The request — Print all the data, keeping every line exactly as it is.

Supplied data —
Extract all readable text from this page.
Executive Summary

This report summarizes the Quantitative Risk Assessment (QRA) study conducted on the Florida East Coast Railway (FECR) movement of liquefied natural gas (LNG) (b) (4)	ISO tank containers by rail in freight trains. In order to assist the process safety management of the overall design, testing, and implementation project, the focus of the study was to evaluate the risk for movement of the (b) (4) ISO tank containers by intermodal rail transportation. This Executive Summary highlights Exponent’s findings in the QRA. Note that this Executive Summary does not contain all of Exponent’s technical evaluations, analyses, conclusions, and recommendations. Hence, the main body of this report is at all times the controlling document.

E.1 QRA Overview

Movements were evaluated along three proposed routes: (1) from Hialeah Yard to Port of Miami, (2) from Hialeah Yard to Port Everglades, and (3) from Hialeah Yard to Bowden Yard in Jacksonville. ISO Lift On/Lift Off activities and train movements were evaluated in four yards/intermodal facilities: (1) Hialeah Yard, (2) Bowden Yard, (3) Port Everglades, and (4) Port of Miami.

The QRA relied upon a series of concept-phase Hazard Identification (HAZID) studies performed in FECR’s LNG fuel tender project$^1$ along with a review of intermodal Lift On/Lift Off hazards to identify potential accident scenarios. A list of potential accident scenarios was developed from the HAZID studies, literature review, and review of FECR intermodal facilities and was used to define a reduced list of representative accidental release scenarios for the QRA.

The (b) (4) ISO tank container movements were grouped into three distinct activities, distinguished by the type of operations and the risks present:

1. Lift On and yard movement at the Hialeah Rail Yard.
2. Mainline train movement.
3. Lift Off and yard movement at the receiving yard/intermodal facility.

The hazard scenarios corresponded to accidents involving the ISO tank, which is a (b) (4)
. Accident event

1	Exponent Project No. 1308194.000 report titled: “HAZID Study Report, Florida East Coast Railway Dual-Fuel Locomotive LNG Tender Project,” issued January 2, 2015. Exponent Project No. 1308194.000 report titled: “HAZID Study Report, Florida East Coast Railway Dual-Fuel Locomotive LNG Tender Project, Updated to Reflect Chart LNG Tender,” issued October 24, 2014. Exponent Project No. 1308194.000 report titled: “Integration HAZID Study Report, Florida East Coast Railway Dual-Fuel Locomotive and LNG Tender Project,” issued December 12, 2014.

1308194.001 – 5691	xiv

Exercise response —
Extract all readable text from this page.
Executive Summary

This report summarizes the Quantitative Risk Assessment (QRA) study conducted on the Florida East Coast Railway (FECR) movement of liquefied natural gas (LNG) (b) (4)	ISO tank containers by rail in freight trains. In order to assist the process safety management of the overall design, testing, and implementation project, the focus of the study was to evaluate the risk for movement of the (b) (4) ISO tank containers by intermodal rail transportation. This Executive Summary highlights Exponent’s findings in the QRA. Note that this Executive Summary does not contain all of Exponent’s technical evaluations, analyses, conclusions, and recommendations. Hence, the main body of this report is at all times the controlling document.

E.1 QRA Overview

Movements were evaluated along three proposed routes: (1) from Hialeah Yard to Port of Miami, (2) from Hialeah Yard to Port Everglades, and (3) from Hialeah Yard to Bowden Yard in Jacksonville. ISO Lift On/Lift Off activities and train movements were evaluated in four yards/intermodal facilities: (1) Hialeah Yard, (2) Bowden Yard, (3) Port Everglades, and (4) Port of Miami.

The QRA relied upon a series of concept-phase Hazard Identification (HAZID) studies performed in FECR’s LNG fuel tender project$^1$ along with a review of intermodal Lift On/Lift Off hazards to identify potential accident scenarios. A list of potential accident scenarios was developed from the HAZID studies, literature review, and review of FECR intermodal facilities and was used to define a reduced list of representative accidental release scenarios for the QRA.

The (b) (4) ISO tank container movements were grouped into three distinct activities, distinguished by the type of operations and the risks present:

1. Lift On and yard movement at the Hialeah Rail Yard.
2. Mainline train movement.
3. Lift Off and yard movement at the receiving yard/intermodal facility.

The hazard scenarios corresponded to accidents involving the ISO tank, which is a (b) (4)
. Accident event

1	Exponent Project No. 1308194.000 report titled: “HAZID Study Report, Florida East Coast Railway Dual-Fuel Locomotive LNG Tender Project,” issued January 2, 2015. Exponent Project No. 1308194.000 report titled: “HAZID Study Report, Florida East Coast Railway Dual-Fuel Locomotive LNG Tender Project, Updated to Reflect Chart LNG Tender,” issued October 24, 2014. Exponent Project No. 1308194.000 report titled: “Integration HAZID Study Report, Florida East Coast Railway Dual-Fuel Locomotive and LNG Tender Project,” issued December 12, 2014.

1308194.001 – 5691	xiv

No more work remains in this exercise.